* Job *
Determine how many lines of the material hold the string "Surface" and reply with only that number.

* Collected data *
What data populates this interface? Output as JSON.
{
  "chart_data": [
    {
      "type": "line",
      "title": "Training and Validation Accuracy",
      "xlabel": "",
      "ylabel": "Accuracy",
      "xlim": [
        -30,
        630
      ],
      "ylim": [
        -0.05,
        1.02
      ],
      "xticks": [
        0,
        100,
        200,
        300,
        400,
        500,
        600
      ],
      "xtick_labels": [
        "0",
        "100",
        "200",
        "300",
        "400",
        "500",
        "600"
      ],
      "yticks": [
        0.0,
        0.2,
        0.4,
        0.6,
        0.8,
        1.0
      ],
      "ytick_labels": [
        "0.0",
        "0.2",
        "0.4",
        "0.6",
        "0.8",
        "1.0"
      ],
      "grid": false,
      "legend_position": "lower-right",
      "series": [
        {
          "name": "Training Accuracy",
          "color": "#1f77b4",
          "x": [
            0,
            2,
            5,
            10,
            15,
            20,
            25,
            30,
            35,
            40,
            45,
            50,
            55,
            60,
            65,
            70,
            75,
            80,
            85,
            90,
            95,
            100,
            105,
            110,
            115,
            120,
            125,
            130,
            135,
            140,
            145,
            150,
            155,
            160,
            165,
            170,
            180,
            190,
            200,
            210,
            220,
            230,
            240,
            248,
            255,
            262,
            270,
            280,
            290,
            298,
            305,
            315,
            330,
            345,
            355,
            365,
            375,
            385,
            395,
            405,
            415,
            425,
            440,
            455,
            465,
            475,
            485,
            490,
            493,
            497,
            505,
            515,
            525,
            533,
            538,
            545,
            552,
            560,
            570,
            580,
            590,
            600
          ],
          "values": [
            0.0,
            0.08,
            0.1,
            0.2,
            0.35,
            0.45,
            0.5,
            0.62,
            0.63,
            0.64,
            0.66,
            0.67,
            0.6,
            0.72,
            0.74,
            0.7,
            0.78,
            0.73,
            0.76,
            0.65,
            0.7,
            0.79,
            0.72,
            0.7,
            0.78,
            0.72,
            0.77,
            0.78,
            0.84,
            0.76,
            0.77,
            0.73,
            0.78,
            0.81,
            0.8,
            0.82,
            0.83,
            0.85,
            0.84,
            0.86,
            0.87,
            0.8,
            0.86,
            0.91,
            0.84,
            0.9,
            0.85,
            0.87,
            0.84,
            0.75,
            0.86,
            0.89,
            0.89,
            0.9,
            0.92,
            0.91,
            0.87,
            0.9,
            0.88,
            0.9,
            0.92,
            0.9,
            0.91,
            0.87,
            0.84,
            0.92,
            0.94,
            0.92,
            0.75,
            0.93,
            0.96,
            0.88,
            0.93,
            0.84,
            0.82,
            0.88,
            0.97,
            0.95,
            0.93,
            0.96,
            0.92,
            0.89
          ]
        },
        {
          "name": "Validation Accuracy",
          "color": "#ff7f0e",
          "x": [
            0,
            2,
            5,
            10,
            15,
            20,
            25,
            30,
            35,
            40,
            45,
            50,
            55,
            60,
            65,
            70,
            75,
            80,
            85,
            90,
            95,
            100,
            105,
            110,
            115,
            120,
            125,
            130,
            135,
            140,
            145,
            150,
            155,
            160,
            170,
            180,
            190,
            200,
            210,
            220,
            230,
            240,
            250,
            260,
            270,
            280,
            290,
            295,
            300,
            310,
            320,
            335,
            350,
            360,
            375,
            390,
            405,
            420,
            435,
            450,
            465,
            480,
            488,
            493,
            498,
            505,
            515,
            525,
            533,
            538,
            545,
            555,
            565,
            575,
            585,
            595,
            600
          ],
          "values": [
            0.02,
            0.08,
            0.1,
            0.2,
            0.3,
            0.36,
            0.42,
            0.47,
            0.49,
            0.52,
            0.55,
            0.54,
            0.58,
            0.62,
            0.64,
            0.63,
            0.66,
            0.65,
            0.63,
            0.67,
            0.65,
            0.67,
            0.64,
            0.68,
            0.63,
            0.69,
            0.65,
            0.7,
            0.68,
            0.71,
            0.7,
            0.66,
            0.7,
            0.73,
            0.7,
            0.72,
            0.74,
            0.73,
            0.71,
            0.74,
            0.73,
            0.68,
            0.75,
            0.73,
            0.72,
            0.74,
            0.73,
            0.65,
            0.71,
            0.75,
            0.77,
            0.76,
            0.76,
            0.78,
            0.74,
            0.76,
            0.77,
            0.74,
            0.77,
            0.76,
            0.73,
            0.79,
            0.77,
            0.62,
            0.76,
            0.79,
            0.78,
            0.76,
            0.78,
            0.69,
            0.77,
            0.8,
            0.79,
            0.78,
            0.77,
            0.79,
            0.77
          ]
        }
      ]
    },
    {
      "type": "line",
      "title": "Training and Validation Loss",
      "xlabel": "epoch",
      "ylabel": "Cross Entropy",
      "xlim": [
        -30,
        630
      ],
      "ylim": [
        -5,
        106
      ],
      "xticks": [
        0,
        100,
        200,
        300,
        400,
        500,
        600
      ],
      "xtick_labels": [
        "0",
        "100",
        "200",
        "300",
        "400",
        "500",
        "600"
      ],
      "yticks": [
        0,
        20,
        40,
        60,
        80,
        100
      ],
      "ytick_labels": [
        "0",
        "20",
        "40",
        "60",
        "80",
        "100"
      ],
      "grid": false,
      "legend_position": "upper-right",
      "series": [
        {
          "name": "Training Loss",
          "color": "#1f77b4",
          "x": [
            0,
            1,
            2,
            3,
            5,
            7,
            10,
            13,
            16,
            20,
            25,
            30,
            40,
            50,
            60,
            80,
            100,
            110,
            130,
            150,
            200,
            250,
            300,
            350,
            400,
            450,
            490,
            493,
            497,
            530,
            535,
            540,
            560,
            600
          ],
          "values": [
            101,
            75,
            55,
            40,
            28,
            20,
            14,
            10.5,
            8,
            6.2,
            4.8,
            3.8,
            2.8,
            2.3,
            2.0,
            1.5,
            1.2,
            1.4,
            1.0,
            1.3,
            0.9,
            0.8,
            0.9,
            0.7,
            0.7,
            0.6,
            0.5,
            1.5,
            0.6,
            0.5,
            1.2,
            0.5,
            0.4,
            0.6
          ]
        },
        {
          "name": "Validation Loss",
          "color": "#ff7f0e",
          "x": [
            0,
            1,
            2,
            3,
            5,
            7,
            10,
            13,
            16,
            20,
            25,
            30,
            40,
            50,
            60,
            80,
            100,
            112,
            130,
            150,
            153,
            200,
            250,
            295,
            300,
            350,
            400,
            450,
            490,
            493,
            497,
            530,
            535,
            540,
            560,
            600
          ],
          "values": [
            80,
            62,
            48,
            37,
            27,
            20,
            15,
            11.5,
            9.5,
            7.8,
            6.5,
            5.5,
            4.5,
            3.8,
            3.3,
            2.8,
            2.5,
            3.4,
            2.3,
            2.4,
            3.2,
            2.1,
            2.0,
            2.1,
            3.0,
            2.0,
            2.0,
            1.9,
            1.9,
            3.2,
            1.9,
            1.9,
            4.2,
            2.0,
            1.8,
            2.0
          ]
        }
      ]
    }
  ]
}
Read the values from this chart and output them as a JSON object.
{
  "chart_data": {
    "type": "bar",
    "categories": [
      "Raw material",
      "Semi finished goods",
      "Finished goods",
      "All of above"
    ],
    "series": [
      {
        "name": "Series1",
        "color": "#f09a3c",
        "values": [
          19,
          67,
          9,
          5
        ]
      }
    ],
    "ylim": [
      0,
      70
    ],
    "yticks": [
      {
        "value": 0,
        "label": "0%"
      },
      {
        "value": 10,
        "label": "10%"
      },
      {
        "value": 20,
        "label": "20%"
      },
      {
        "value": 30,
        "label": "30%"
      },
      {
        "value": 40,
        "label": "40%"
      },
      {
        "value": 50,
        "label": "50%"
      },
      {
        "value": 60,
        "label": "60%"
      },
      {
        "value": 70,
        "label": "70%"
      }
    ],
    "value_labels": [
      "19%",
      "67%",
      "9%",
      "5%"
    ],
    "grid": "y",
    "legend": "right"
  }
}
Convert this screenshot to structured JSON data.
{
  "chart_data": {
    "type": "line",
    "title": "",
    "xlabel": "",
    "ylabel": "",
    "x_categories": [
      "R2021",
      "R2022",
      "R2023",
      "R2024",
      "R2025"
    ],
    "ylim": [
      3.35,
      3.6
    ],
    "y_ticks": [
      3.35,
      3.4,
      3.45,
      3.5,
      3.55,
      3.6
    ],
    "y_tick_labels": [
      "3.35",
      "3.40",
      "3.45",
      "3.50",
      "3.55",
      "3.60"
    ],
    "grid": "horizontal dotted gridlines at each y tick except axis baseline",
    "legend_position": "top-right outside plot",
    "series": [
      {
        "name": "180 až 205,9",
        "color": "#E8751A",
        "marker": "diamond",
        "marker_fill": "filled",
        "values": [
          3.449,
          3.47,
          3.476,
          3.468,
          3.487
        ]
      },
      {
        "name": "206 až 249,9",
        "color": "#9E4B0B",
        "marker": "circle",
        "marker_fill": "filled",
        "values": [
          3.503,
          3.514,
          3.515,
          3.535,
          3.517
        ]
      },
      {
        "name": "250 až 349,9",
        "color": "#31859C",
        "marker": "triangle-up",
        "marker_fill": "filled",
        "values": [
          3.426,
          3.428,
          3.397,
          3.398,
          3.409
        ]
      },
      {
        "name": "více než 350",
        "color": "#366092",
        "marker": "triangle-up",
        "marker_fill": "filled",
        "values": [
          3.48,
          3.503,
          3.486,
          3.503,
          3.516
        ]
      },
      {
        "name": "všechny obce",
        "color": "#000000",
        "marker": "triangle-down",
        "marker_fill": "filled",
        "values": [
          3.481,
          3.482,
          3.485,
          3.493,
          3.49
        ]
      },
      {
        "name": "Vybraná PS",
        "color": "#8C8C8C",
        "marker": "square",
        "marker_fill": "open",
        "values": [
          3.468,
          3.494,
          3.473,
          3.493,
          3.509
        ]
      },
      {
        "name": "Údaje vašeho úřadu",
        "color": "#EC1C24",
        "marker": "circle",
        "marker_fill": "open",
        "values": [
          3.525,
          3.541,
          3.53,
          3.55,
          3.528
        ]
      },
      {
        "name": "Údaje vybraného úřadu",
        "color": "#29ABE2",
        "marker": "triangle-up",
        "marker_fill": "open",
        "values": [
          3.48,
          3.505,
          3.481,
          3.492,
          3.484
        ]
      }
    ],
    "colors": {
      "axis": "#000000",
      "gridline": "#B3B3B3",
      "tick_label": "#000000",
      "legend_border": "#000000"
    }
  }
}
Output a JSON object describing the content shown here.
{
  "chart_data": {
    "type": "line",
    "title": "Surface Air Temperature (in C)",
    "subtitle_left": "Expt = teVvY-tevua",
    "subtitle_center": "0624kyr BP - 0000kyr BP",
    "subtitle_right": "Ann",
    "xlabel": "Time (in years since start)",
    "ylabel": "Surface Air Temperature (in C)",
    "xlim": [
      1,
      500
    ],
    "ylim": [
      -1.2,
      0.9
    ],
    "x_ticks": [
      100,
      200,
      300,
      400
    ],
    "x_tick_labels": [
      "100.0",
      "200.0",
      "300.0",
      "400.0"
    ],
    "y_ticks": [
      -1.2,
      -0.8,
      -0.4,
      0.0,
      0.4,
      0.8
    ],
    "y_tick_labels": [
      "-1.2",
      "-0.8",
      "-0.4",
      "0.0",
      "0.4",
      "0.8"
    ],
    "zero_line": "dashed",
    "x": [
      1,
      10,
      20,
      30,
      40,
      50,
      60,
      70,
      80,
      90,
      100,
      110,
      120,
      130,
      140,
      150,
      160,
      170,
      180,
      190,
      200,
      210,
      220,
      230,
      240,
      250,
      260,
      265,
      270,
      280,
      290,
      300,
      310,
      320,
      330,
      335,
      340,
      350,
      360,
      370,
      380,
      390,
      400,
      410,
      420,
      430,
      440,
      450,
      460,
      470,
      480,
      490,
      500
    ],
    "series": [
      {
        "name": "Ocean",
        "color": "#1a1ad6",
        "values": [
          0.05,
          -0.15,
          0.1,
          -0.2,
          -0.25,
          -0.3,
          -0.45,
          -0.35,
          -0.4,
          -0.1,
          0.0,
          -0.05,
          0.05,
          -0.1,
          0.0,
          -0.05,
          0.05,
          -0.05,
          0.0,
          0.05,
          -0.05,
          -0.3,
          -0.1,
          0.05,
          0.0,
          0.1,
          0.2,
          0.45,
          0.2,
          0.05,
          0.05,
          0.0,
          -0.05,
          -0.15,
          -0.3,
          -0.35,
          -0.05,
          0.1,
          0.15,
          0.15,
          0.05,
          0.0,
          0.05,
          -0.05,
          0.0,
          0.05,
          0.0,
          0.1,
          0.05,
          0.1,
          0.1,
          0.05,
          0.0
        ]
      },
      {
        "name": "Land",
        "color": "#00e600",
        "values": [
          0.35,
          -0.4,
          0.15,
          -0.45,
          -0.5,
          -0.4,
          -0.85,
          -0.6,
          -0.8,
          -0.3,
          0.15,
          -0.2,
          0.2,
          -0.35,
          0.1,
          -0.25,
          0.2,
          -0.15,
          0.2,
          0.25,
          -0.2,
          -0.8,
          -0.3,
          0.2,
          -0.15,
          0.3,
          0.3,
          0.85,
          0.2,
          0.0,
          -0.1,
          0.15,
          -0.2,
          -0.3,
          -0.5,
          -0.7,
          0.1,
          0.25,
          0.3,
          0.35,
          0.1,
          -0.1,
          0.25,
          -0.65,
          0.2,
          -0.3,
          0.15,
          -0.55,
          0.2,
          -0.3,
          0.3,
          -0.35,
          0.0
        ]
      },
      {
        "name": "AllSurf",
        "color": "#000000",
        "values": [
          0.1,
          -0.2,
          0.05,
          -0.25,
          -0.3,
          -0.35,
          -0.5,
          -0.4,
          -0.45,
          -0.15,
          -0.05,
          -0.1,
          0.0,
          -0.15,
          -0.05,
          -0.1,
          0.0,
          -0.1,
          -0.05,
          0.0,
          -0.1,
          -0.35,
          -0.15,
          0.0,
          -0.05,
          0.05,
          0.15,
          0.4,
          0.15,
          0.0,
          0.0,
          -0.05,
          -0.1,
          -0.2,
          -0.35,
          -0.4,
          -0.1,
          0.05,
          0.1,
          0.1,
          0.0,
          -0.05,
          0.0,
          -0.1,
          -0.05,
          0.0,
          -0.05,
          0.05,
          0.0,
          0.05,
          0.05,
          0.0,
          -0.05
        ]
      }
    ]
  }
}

* Result of the task *
2